- Directions -
Copying nothing before it, reproduce the line that holds "Transcribe the text in this document." and every line after it in the data, exactly.

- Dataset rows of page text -
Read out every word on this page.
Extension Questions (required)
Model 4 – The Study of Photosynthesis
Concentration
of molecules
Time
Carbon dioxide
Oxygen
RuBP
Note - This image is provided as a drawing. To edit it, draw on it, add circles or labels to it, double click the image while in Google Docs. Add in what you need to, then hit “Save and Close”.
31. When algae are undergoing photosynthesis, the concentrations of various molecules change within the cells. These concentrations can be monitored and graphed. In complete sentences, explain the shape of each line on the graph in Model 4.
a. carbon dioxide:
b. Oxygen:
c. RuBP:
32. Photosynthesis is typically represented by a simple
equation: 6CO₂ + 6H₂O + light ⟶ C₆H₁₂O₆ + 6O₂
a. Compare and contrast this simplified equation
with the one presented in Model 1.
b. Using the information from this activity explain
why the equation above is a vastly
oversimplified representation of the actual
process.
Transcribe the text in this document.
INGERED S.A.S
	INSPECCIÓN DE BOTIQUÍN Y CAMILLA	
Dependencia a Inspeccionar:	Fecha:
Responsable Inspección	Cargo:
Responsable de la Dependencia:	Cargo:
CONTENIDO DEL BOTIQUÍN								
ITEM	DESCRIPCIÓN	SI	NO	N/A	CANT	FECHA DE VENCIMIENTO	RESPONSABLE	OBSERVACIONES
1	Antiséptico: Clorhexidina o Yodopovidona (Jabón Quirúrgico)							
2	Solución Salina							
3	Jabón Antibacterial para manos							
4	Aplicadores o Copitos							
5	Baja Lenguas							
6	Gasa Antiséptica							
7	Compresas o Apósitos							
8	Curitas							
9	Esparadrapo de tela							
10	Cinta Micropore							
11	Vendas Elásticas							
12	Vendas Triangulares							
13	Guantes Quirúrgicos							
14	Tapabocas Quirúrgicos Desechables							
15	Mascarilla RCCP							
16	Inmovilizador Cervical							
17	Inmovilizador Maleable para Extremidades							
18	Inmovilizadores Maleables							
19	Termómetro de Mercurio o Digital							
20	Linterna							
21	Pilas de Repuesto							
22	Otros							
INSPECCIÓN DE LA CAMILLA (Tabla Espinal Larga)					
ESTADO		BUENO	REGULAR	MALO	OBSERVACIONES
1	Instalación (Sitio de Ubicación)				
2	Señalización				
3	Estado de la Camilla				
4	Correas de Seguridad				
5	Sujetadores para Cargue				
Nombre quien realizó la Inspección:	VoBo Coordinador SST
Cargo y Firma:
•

- Task solution -
Transcribe the text in this document.
INGERED S.A.S
	INSPECCIÓN DE BOTIQUÍN Y CAMILLA	
Dependencia a Inspeccionar:	Fecha:
Responsable Inspección	Cargo:
Responsable de la Dependencia:	Cargo:
CONTENIDO DEL BOTIQUÍN								
ITEM	DESCRIPCIÓN	SI	NO	N/A	CANT	FECHA DE VENCIMIENTO	RESPONSABLE	OBSERVACIONES
1	Antiséptico: Clorhexidina o Yodopovidona (Jabón Quirúrgico)							
2	Solución Salina							
3	Jabón Antibacterial para manos							
4	Aplicadores o Copitos							
5	Baja Lenguas							
6	Gasa Antiséptica							
7	Compresas o Apósitos							
8	Curitas							
9	Esparadrapo de tela							
10	Cinta Micropore							
11	Vendas Elásticas							
12	Vendas Triangulares							
13	Guantes Quirúrgicos							
14	Tapabocas Quirúrgicos Desechables							
15	Mascarilla RCCP							
16	Inmovilizador Cervical							
17	Inmovilizador Maleable para Extremidades							
18	Inmovilizadores Maleables							
19	Termómetro de Mercurio o Digital							
20	Linterna							
21	Pilas de Repuesto							
22	Otros							
INSPECCIÓN DE LA CAMILLA (Tabla Espinal Larga)					
ESTADO		BUENO	REGULAR	MALO	OBSERVACIONES
1	Instalación (Sitio de Ubicación)				
2	Señalización				
3	Estado de la Camilla				
4	Correas de Seguridad				
5	Sujetadores para Cargue				
Nombre quien realizó la Inspección:	VoBo Coordinador SST
Cargo y Firma:
•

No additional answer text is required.